Provided records:

┏━━

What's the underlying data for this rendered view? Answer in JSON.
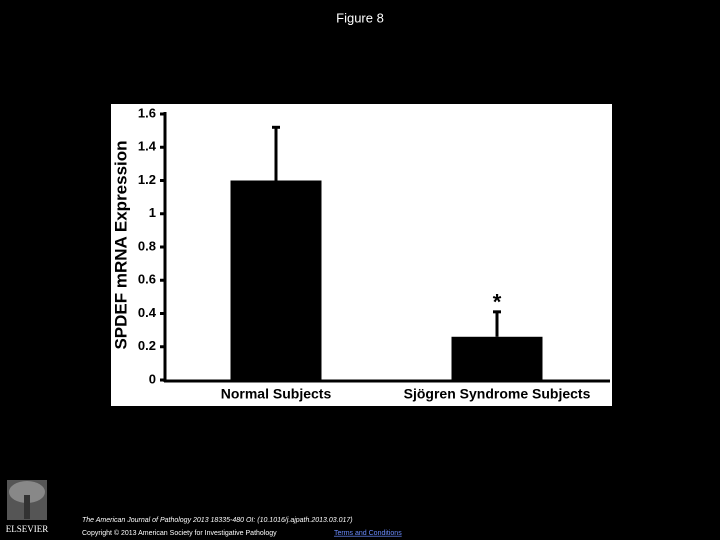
{
  "header": {
    "title": "Figure 8"
  },
  "chart_data": {
    "type": "bar",
    "y_label": "SPDEF mRNA Expression",
    "categories": [
      "Normal Subjects",
      "Sjögren Syndrome Subjects"
    ],
    "values": [
      1.2,
      0.26
    ],
    "errors": [
      0.32,
      0.15
    ],
    "color": "#000000",
    "annotations": [
      {
        "text": "*",
        "category": 1
      }
    ],
    "ylim": [
      0,
      1.6
    ],
    "yticks": [
      0,
      0.2,
      0.4,
      0.6,
      0.8,
      1,
      1.2,
      1.4,
      1.6
    ],
    "grid": false
  },
  "footer": {
    "logo": "ELSEVIER",
    "citation": "The American Journal of Pathology 2013 18335-480 OI: (10.1016/j.ajpath.2013.03.017)",
    "copyright": "Copyright © 2013 American Society for Investigative Pathology",
    "link": "Terms and Conditions"
  }
}
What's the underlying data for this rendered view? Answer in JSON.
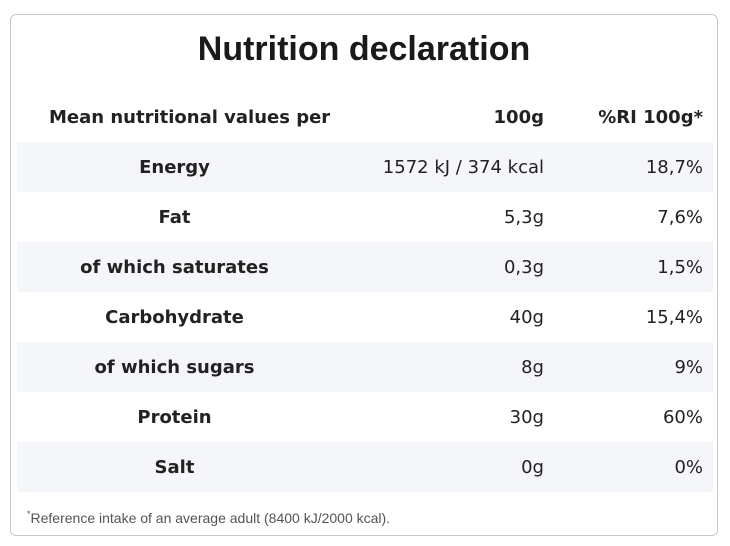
{
  "title": "Nutrition declaration",
  "header": {
    "label": "Mean nutritional values per",
    "value": "100g",
    "ri": "%RI 100g*"
  },
  "rows": [
    {
      "label": "Energy",
      "value": "1572 kJ / 374 kcal",
      "ri": "18,7%"
    },
    {
      "label": "Fat",
      "value": "5,3g",
      "ri": "7,6%"
    },
    {
      "label": "of which saturates",
      "value": "0,3g",
      "ri": "1,5%"
    },
    {
      "label": "Carbohydrate",
      "value": "40g",
      "ri": "15,4%"
    },
    {
      "label": "of which sugars",
      "value": "8g",
      "ri": "9%"
    },
    {
      "label": "Protein",
      "value": "30g",
      "ri": "60%"
    },
    {
      "label": "Salt",
      "value": "0g",
      "ri": "0%"
    }
  ],
  "footnote": {
    "marker": "*",
    "text": "Reference intake of an average adult (8400 kJ/2000 kcal)."
  }
}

┗━━

Pull out all lines in the data above that include "American".

Output below:
    "citation": "The American Journal of Pathology 2013 18335-480 OI: (10.1016/j.ajpath.2013.03.017)",
    "copyright": "Copyright © 2013 American Society for Investigative Pathology",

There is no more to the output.